● **Stated exercise**: Copy the data below exactly, omitting any picture it contains.

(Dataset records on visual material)
::::::::
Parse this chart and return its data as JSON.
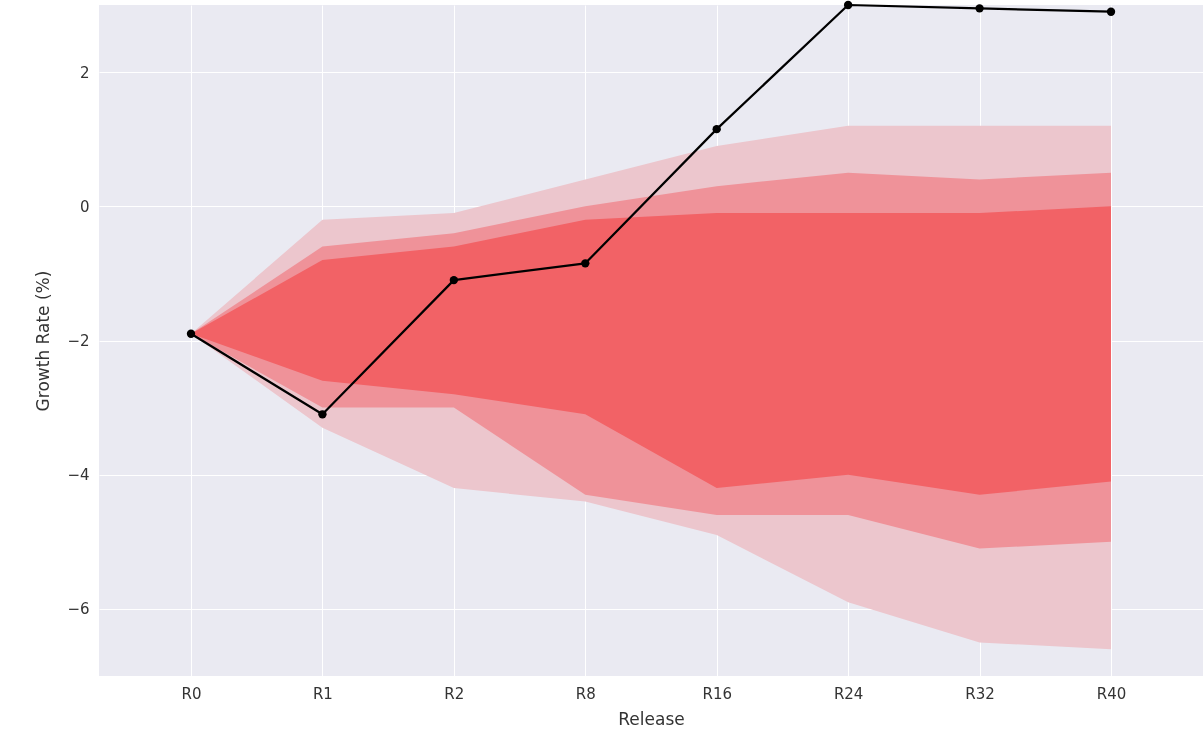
{
  "chart_data": {
    "type": "line",
    "xlabel": "Release",
    "ylabel": "Growth Rate (%)",
    "categories": [
      "R0",
      "R1",
      "R2",
      "R8",
      "R16",
      "R24",
      "R32",
      "R40"
    ],
    "series": [
      {
        "type": "area",
        "color": "#ecc6cd",
        "values": [
          null,
          null,
          null,
          null,
          null,
          null,
          null,
          null
        ],
        "lower": [
          -1.9,
          -3.3,
          -4.2,
          -4.4,
          -4.9,
          -5.9,
          -6.5,
          -6.6
        ],
        "upper": [
          -1.9,
          -0.2,
          -0.1,
          0.4,
          0.9,
          1.2,
          1.2,
          1.2
        ]
      },
      {
        "type": "area",
        "color": "#ef9299",
        "values": [
          null,
          null,
          null,
          null,
          null,
          null,
          null,
          null
        ],
        "lower": [
          -1.9,
          -3.0,
          -3.0,
          -4.3,
          -4.6,
          -4.6,
          -5.1,
          -5.0
        ],
        "upper": [
          -1.9,
          -0.6,
          -0.4,
          0.0,
          0.3,
          0.5,
          0.4,
          0.5
        ]
      },
      {
        "type": "area",
        "color": "#f26266",
        "values": [
          null,
          null,
          null,
          null,
          null,
          null,
          null,
          null
        ],
        "lower": [
          -1.9,
          -2.6,
          -2.8,
          -3.1,
          -4.2,
          -4.0,
          -4.3,
          -4.1
        ],
        "upper": [
          -1.9,
          -0.8,
          -0.6,
          -0.2,
          -0.1,
          -0.1,
          -0.1,
          0.0
        ]
      },
      {
        "type": "line",
        "color": "#000000",
        "marker": "circle",
        "values": [
          -1.9,
          -3.1,
          -1.1,
          -0.85,
          1.15,
          3.0,
          2.95,
          2.9
        ]
      }
    ],
    "ylim": [
      -7,
      3
    ],
    "yticks": [
      -6,
      -4,
      -2,
      0,
      2
    ],
    "grid": true
  }
}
::::::::
● **Solved exercise**:
Parse this chart and return its data as JSON.
{
  "chart_data": {
    "type": "line",
    "xlabel": "Release",
    "ylabel": "Growth Rate (%)",
    "categories": [
      "R0",
      "R1",
      "R2",
      "R8",
      "R16",
      "R24",
      "R32",
      "R40"
    ],
    "series": [
      {
        "type": "area",
        "color": "#ecc6cd",
        "values": [
          null,
          null,
          null,
          null,
          null,
          null,
          null,
          null
        ],
        "lower": [
          -1.9,
          -3.3,
          -4.2,
          -4.4,
          -4.9,
          -5.9,
          -6.5,
          -6.6
        ],
        "upper": [
          -1.9,
          -0.2,
          -0.1,
          0.4,
          0.9,
          1.2,
          1.2,
          1.2
        ]
      },
      {
        "type": "area",
        "color": "#ef9299",
        "values": [
          null,
          null,
          null,
          null,
          null,
          null,
          null,
          null
        ],
        "lower": [
          -1.9,
          -3.0,
          -3.0,
          -4.3,
          -4.6,
          -4.6,
          -5.1,
          -5.0
        ],
        "upper": [
          -1.9,
          -0.6,
          -0.4,
          0.0,
          0.3,
          0.5,
          0.4,
          0.5
        ]
      },
      {
        "type": "area",
        "color": "#f26266",
        "values": [
          null,
          null,
          null,
          null,
          null,
          null,
          null,
          null
        ],
        "lower": [
          -1.9,
          -2.6,
          -2.8,
          -3.1,
          -4.2,
          -4.0,
          -4.3,
          -4.1
        ],
        "upper": [
          -1.9,
          -0.8,
          -0.6,
          -0.2,
          -0.1,
          -0.1,
          -0.1,
          0.0
        ]
      },
      {
        "type": "line",
        "color": "#000000",
        "marker": "circle",
        "values": [
          -1.9,
          -3.1,
          -1.1,
          -0.85,
          1.15,
          3.0,
          2.95,
          2.9
        ]
      }
    ],
    "ylim": [
      -7,
      3
    ],
    "yticks": [
      -6,
      -4,
      -2,
      0,
      2
    ],
    "grid": true
  }
}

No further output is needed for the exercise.